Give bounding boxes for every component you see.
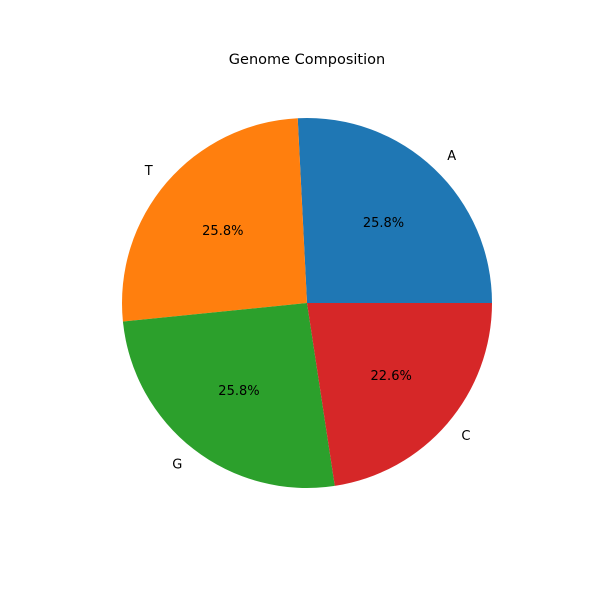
pie-slices bbox=[122, 117, 492, 489]
slice-label-a: A bbox=[447, 149, 456, 164]
slice-percent-t: 25.8% bbox=[202, 224, 243, 239]
pie-slice-g bbox=[122, 303, 335, 489]
pie-labels: A 25.8% T 25.8% G 25.8% C 22.6% bbox=[144, 149, 471, 472]
slice-percent-a: 25.8% bbox=[363, 216, 404, 231]
pie-slice-c bbox=[307, 303, 492, 486]
pie-slice-t bbox=[122, 118, 307, 322]
slice-label-c: C bbox=[461, 429, 470, 444]
slice-label-t: T bbox=[144, 164, 153, 179]
pie-slice-a bbox=[297, 117, 492, 303]
slice-label-g: G bbox=[172, 457, 182, 472]
slice-percent-c: 22.6% bbox=[371, 369, 412, 384]
chart-title: Genome Composition bbox=[229, 52, 385, 68]
slice-percent-g: 25.8% bbox=[218, 384, 259, 399]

========

◆ **Your goal**:
Omit the pictures. Transcribe every record exactly.

◆ **Solution to the exercise**:
Give bounding boxes for every component you see.
pie-slices bbox=[122, 117, 492, 489]
slice-label-a: A bbox=[447, 149, 456, 164]
slice-percent-t: 25.8% bbox=[202, 224, 243, 239]
pie-slice-g bbox=[122, 303, 335, 489]
pie-labels: A 25.8% T 25.8% G 25.8% C 22.6% bbox=[144, 149, 471, 472]
slice-percent-a: 25.8% bbox=[363, 216, 404, 231]
pie-slice-c bbox=[307, 303, 492, 486]
pie-slice-t bbox=[122, 118, 307, 322]
slice-label-c: C bbox=[461, 429, 470, 444]
slice-label-t: T bbox=[144, 164, 153, 179]
pie-slice-a bbox=[297, 117, 492, 303]
slice-label-g: G bbox=[172, 457, 182, 472]
slice-percent-c: 22.6% bbox=[371, 369, 412, 384]
chart-title: Genome Composition bbox=[229, 52, 385, 68]
slice-percent-g: 25.8% bbox=[218, 384, 259, 399]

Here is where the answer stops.